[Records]
++++++++++
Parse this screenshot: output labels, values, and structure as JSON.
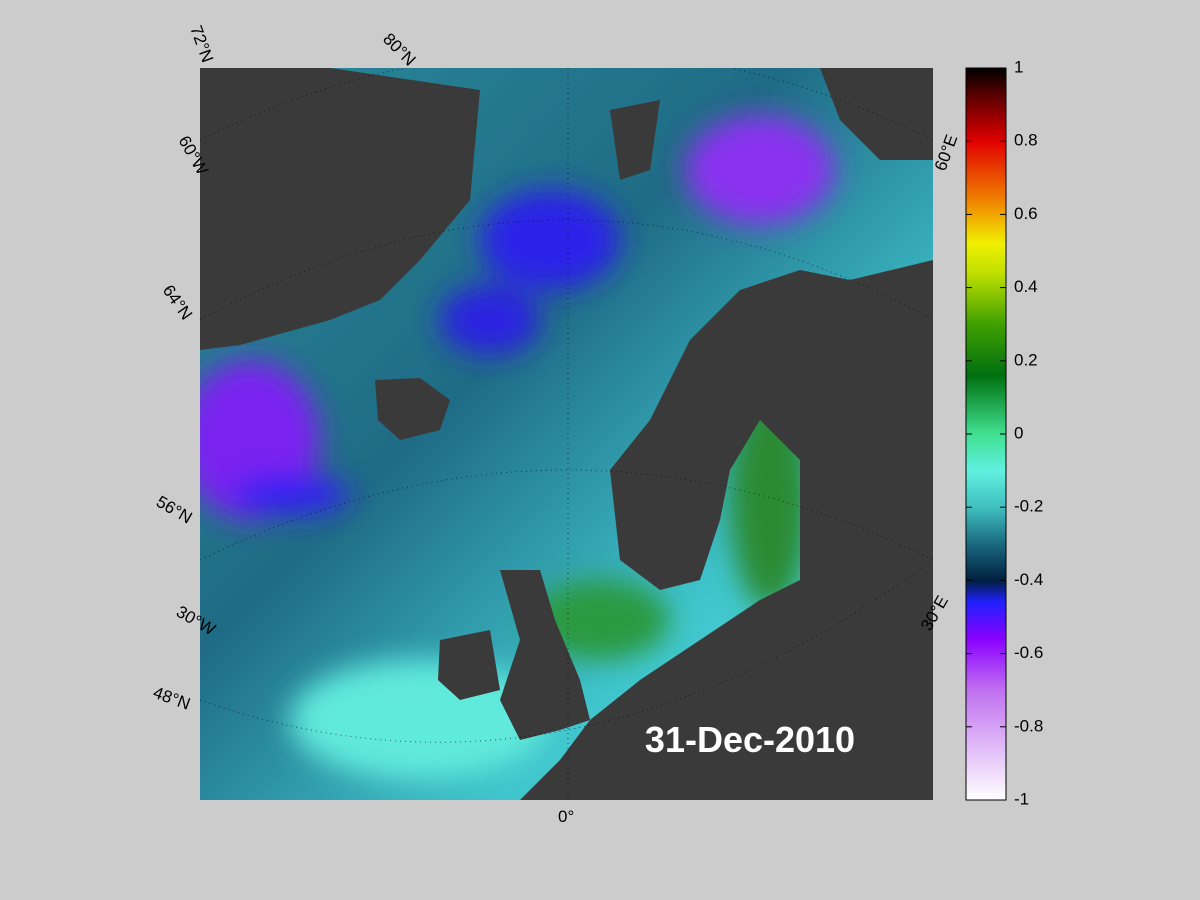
{
  "map": {
    "labels": [
      "72°N",
      "80°N",
      "60°W",
      "64°N",
      "56°N",
      "30°W",
      "48°N",
      "0°",
      "30°E",
      "60°E"
    ],
    "date": "31-Dec-2010"
  },
  "colorbar": {
    "lim": [
      -1,
      1
    ],
    "ticks": [
      1,
      0.8,
      0.6,
      0.4,
      0.2,
      0,
      -0.2,
      -0.4,
      -0.6,
      -0.8,
      -1
    ]
  }
}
++++++++++
Work required — Set the data above down again exactly as given, with no pictures.

Complete output —
Parse this screenshot: output labels, values, and structure as JSON.
{
  "map": {
    "labels": [
      "72°N",
      "80°N",
      "60°W",
      "64°N",
      "56°N",
      "30°W",
      "48°N",
      "0°",
      "30°E",
      "60°E"
    ],
    "date": "31-Dec-2010"
  },
  "colorbar": {
    "lim": [
      -1,
      1
    ],
    "ticks": [
      1,
      0.8,
      0.6,
      0.4,
      0.2,
      0,
      -0.2,
      -0.4,
      -0.6,
      -0.8,
      -1
    ]
  }
}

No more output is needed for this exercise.